Aim of the task> Can you retype every record below exactly as written?

Records provided>
:::

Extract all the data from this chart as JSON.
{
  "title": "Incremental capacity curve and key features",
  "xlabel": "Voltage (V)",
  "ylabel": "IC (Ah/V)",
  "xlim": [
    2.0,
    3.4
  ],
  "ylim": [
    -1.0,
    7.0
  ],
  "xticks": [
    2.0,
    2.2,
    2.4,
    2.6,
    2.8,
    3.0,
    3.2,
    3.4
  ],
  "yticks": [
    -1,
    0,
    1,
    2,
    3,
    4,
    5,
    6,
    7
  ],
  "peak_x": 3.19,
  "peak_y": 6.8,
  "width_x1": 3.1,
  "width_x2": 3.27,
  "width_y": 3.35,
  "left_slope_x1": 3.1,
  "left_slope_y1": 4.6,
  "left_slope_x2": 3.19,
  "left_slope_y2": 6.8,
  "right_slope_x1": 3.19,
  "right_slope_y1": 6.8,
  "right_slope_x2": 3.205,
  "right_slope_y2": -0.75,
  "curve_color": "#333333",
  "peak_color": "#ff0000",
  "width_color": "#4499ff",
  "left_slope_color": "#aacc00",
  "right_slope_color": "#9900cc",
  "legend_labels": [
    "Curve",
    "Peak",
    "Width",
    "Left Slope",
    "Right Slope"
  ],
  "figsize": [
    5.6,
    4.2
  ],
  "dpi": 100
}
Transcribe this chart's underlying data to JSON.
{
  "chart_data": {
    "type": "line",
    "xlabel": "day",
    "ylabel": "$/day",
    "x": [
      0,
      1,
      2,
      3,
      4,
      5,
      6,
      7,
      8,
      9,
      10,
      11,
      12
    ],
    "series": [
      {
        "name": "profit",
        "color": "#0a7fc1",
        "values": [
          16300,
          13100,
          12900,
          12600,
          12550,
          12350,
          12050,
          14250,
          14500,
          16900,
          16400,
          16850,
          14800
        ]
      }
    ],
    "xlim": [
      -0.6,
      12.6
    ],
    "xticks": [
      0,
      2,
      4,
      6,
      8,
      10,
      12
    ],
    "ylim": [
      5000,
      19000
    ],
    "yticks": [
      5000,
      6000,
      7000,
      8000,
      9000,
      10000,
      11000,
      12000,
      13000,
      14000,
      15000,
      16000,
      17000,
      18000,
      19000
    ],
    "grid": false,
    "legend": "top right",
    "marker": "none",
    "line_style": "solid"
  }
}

:::

Answer to the task>
Extract all the data from this chart as JSON.
{
  "title": "Incremental capacity curve and key features",
  "xlabel": "Voltage (V)",
  "ylabel": "IC (Ah/V)",
  "xlim": [
    2.0,
    3.4
  ],
  "ylim": [
    -1.0,
    7.0
  ],
  "xticks": [
    2.0,
    2.2,
    2.4,
    2.6,
    2.8,
    3.0,
    3.2,
    3.4
  ],
  "yticks": [
    -1,
    0,
    1,
    2,
    3,
    4,
    5,
    6,
    7
  ],
  "peak_x": 3.19,
  "peak_y": 6.8,
  "width_x1": 3.1,
  "width_x2": 3.27,
  "width_y": 3.35,
  "left_slope_x1": 3.1,
  "left_slope_y1": 4.6,
  "left_slope_x2": 3.19,
  "left_slope_y2": 6.8,
  "right_slope_x1": 3.19,
  "right_slope_y1": 6.8,
  "right_slope_x2": 3.205,
  "right_slope_y2": -0.75,
  "curve_color": "#333333",
  "peak_color": "#ff0000",
  "width_color": "#4499ff",
  "left_slope_color": "#aacc00",
  "right_slope_color": "#9900cc",
  "legend_labels": [
    "Curve",
    "Peak",
    "Width",
    "Left Slope",
    "Right Slope"
  ],
  "figsize": [
    5.6,
    4.2
  ],
  "dpi": 100
}
Transcribe this chart's underlying data to JSON.
{
  "chart_data": {
    "type": "line",
    "xlabel": "day",
    "ylabel": "$/day",
    "x": [
      0,
      1,
      2,
      3,
      4,
      5,
      6,
      7,
      8,
      9,
      10,
      11,
      12
    ],
    "series": [
      {
        "name": "profit",
        "color": "#0a7fc1",
        "values": [
          16300,
          13100,
          12900,
          12600,
          12550,
          12350,
          12050,
          14250,
          14500,
          16900,
          16400,
          16850,
          14800
        ]
      }
    ],
    "xlim": [
      -0.6,
      12.6
    ],
    "xticks": [
      0,
      2,
      4,
      6,
      8,
      10,
      12
    ],
    "ylim": [
      5000,
      19000
    ],
    "yticks": [
      5000,
      6000,
      7000,
      8000,
      9000,
      10000,
      11000,
      12000,
      13000,
      14000,
      15000,
      16000,
      17000,
      18000,
      19000
    ],
    "grid": false,
    "legend": "top right",
    "marker": "none",
    "line_style": "solid"
  }
}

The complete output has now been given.